▶ Short problem: Repeat, exactly and completely, the material that follows. Omit the pictures.

(Records)
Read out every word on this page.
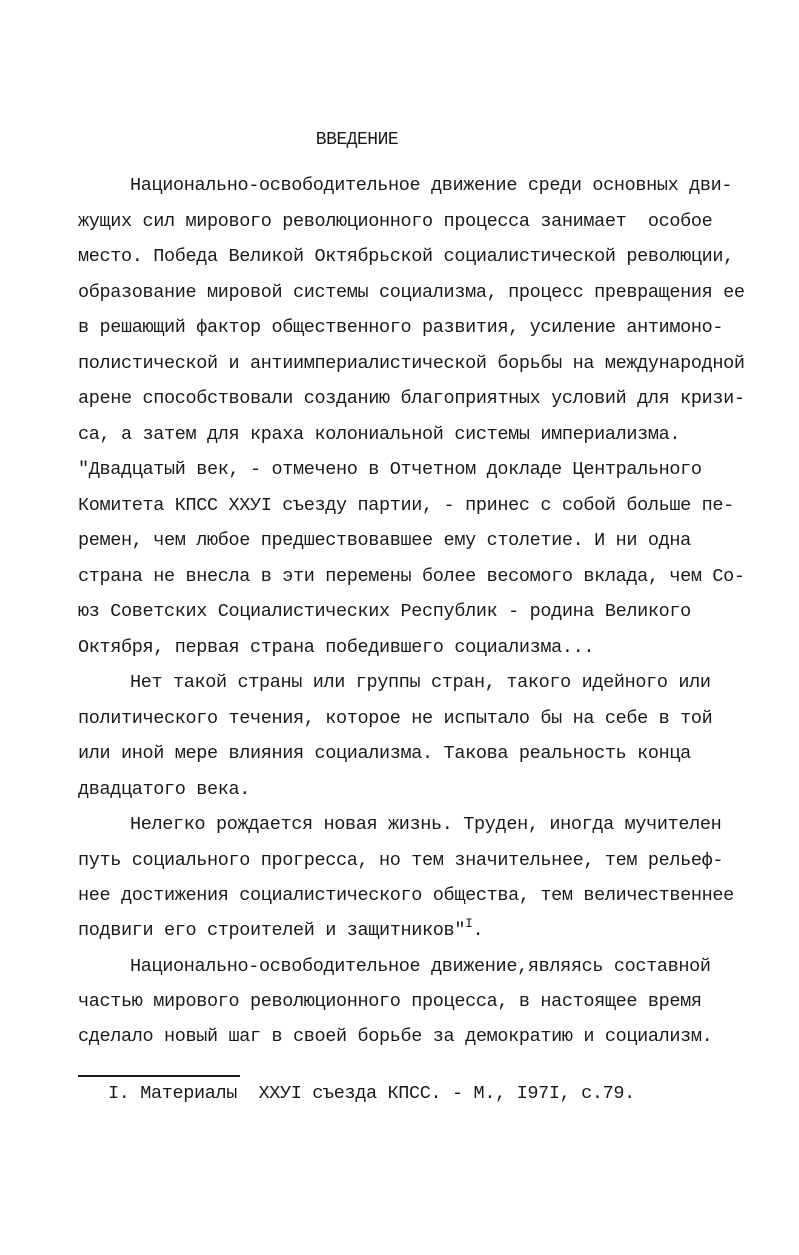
ВВЕДЕНИЕ
Национально-освободительное движение среди основных дви-
жущих сил мирового революционного процесса занимает  особое
место. Победа Великой Октябрьской социалистической революции,
образование мировой системы социализма, процесс превращения ее
в решающий фактор общественного развития, усиление антимоно-
полистической и антиимпериалистической борьбы на международной
арене способствовали созданию благоприятных условий для кризи-
са, а затем для краха колониальной системы империализма.
"Двадцатый век, - отмечено в Отчетном докладе Центрального
Комитета КПСС ХХУI съезду партии, - принес с собой больше пе-
ремен, чем любое предшествовавшее ему столетие. И ни одна
страна не внесла в эти перемены более весомого вклада, чем Со-
юз Советских Социалистических Республик - родина Великого
Октября, первая страна победившего социализма...
Нет такой страны или группы стран, такого идейного или
политического течения, которое не испытало бы на себе в той
или иной мере влияния социализма. Такова реальность конца
двадцатого века.
Нелегко рождается новая жизнь. Труден, иногда мучителен
путь социального прогресса, но тем значительнее, тем рельеф-
нее достижения социалистического общества, тем величественнее
подвиги его строителей и защитников"$^I$.
Национально-освободительное движение,являясь составной
частью мирового революционного процесса, в настоящее время
сделало новый шаг в своей борьбе за демократию и социализм.
I. Материалы  ХХУI съезда КПСС. - М., I97I, с.79.
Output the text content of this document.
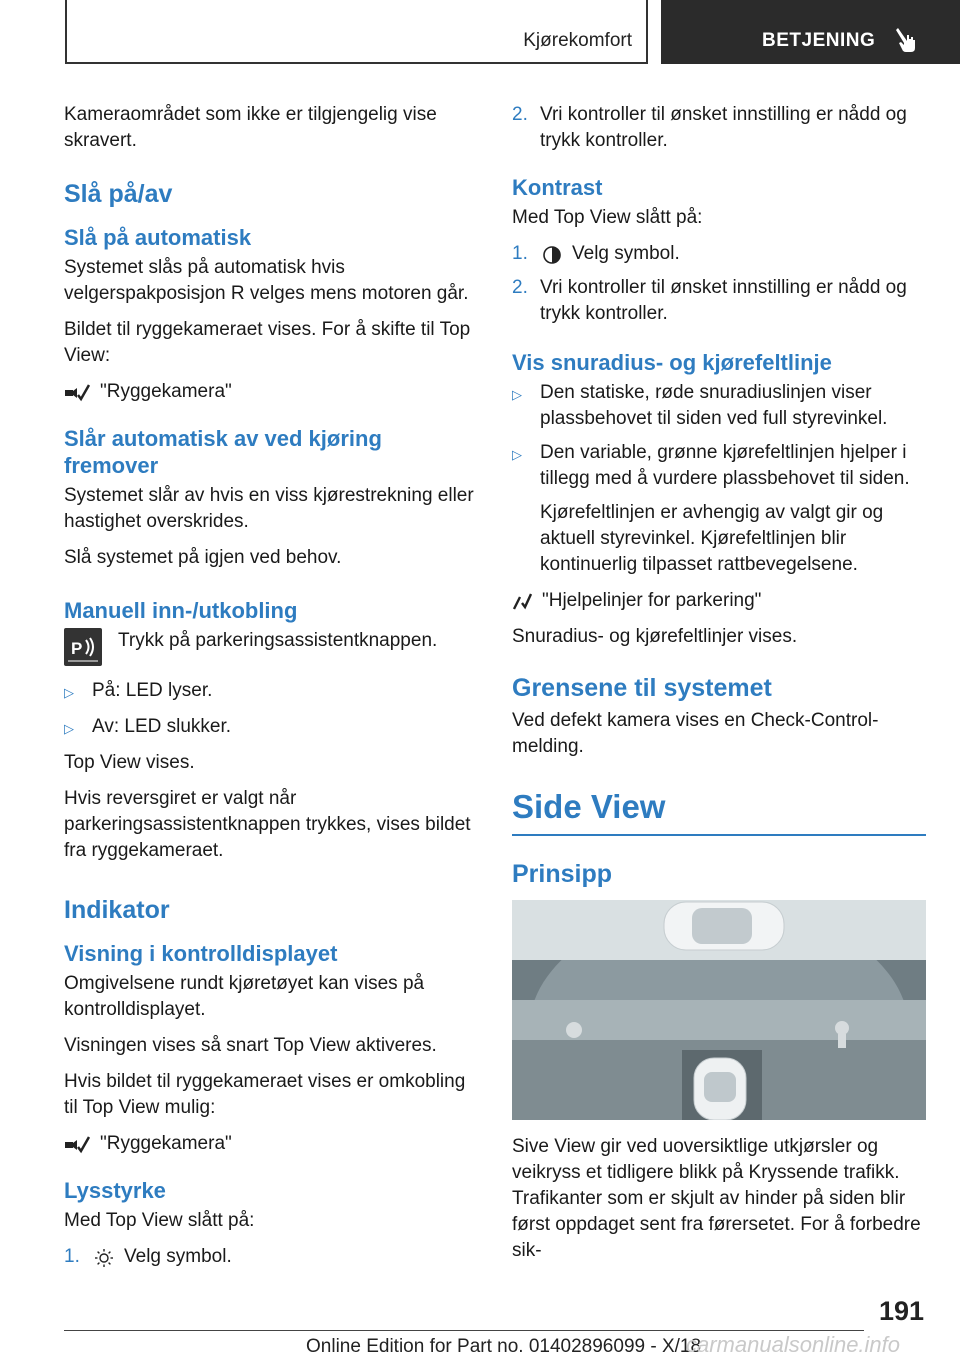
Kjørekomfort	BETJENING

Kameraområdet som ikke er tilgjengelig vise skravert.

Slå på/av
Slå på automatisk

Systemet slås på automatisk hvis velgerspakposisjon R velges mens motoren går.

Bildet til ryggekameraet vises. For å skifte til Top View:

"Ryggekamera"
Slår automatisk av ved kjøring fremover

Systemet slår av hvis en viss kjørestrekning eller hastighet overskrides.

Slå systemet på igjen ved behov.

Manuell inn-/utkobling
P Trykk på parkeringsassistentknappen.
▷ På: LED lyser.
▷ Av: LED slukker.

Top View vises.

Hvis reversgiret er valgt når parkeringsassistentknappen trykkes, vises bildet fra ryggekameraet.

Indikator
Visning i kontrolldisplayet

Omgivelsene rundt kjøretøyet kan vises på kontrolldisplayet.

Visningen vises så snart Top View aktiveres.

Hvis bildet til ryggekameraet vises er omkobling til Top View mulig:

"Ryggekamera"
Lysstyrke

Med Top View slått på:

1.	Velg symbol.
2. Vri kontroller til ønsket innstilling er nådd og trykk kontroller.
Kontrast

Med Top View slått på:

1.	Velg symbol.
2. Vri kontroller til ønsket innstilling er nådd og trykk kontroller.
Vis snuradius- og kjørefeltlinje
▷ Den statiske, røde snuradiuslinjen viser plassbehovet til siden ved full styrevinkel.
▷ Den variable, grønne kjørefeltlinjen hjelper i tillegg med å vurdere plassbehovet til siden.

Kjørefeltlinjen er avhengig av valgt gir og aktuell styrevinkel. Kjørefeltlinjen blir kontinuerlig tilpasset rattbevegelsene.

"Hjelpelinjer for parkering"

Snuradius- og kjørefeltlinjer vises.

Grensene til systemet

Ved defekt kamera vises en Check-Control-melding.

Side View
Prinsipp

Sive View gir ved uoversiktlige utkjørsler og veikryss et tidligere blikk på Kryssende trafikk. Trafikanter som er skjult av hinder på siden blir først oppdaget sent fra førersetet. For å forbedre sik-

191
Online Edition for Part no. 01402896099 - X/18
carmanualsonline.info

▶ Correct answer:
Read out every word on this page.
ВВЕДЕНИЕ
Национально-освободительное движение среди основных дви-
жущих сил мирового революционного процесса занимает  особое
место. Победа Великой Октябрьской социалистической революции,
образование мировой системы социализма, процесс превращения ее
в решающий фактор общественного развития, усиление антимоно-
полистической и антиимпериалистической борьбы на международной
арене способствовали созданию благоприятных условий для кризи-
са, а затем для краха колониальной системы империализма.
"Двадцатый век, - отмечено в Отчетном докладе Центрального
Комитета КПСС ХХУI съезду партии, - принес с собой больше пе-
ремен, чем любое предшествовавшее ему столетие. И ни одна
страна не внесла в эти перемены более весомого вклада, чем Со-
юз Советских Социалистических Республик - родина Великого
Октября, первая страна победившего социализма...
Нет такой страны или группы стран, такого идейного или
политического течения, которое не испытало бы на себе в той
или иной мере влияния социализма. Такова реальность конца
двадцатого века.
Нелегко рождается новая жизнь. Труден, иногда мучителен
путь социального прогресса, но тем значительнее, тем рельеф-
нее достижения социалистического общества, тем величественнее
подвиги его строителей и защитников"$^I$.
Национально-освободительное движение,являясь составной
частью мирового революционного процесса, в настоящее время
сделало новый шаг в своей борьбе за демократию и социализм.
I. Материалы  ХХУI съезда КПСС. - М., I97I, с.79.
Output the text content of this document.
Kjørekomfort	BETJENING

Kameraområdet som ikke er tilgjengelig vise skravert.

Slå på/av
Slå på automatisk

Systemet slås på automatisk hvis velgerspakposisjon R velges mens motoren går.

Bildet til ryggekameraet vises. For å skifte til Top View:

"Ryggekamera"
Slår automatisk av ved kjøring fremover

Systemet slår av hvis en viss kjørestrekning eller hastighet overskrides.

Slå systemet på igjen ved behov.

Manuell inn-/utkobling
P Trykk på parkeringsassistentknappen.
▷ På: LED lyser.
▷ Av: LED slukker.

Top View vises.

Hvis reversgiret er valgt når parkeringsassistentknappen trykkes, vises bildet fra ryggekameraet.

Indikator
Visning i kontrolldisplayet

Omgivelsene rundt kjøretøyet kan vises på kontrolldisplayet.

Visningen vises så snart Top View aktiveres.

Hvis bildet til ryggekameraet vises er omkobling til Top View mulig:

"Ryggekamera"
Lysstyrke

Med Top View slått på:

1.	Velg symbol.
2. Vri kontroller til ønsket innstilling er nådd og trykk kontroller.
Kontrast

Med Top View slått på:

1.	Velg symbol.
2. Vri kontroller til ønsket innstilling er nådd og trykk kontroller.
Vis snuradius- og kjørefeltlinje
▷ Den statiske, røde snuradiuslinjen viser plassbehovet til siden ved full styrevinkel.
▷ Den variable, grønne kjørefeltlinjen hjelper i tillegg med å vurdere plassbehovet til siden.

Kjørefeltlinjen er avhengig av valgt gir og aktuell styrevinkel. Kjørefeltlinjen blir kontinuerlig tilpasset rattbevegelsene.

"Hjelpelinjer for parkering"

Snuradius- og kjørefeltlinjer vises.

Grensene til systemet

Ved defekt kamera vises en Check-Control-melding.

Side View
Prinsipp

Sive View gir ved uoversiktlige utkjørsler og veikryss et tidligere blikk på Kryssende trafikk. Trafikanter som er skjult av hinder på siden blir først oppdaget sent fra førersetet. For å forbedre sik-

191
Online Edition for Part no. 01402896099 - X/18
carmanualsonline.info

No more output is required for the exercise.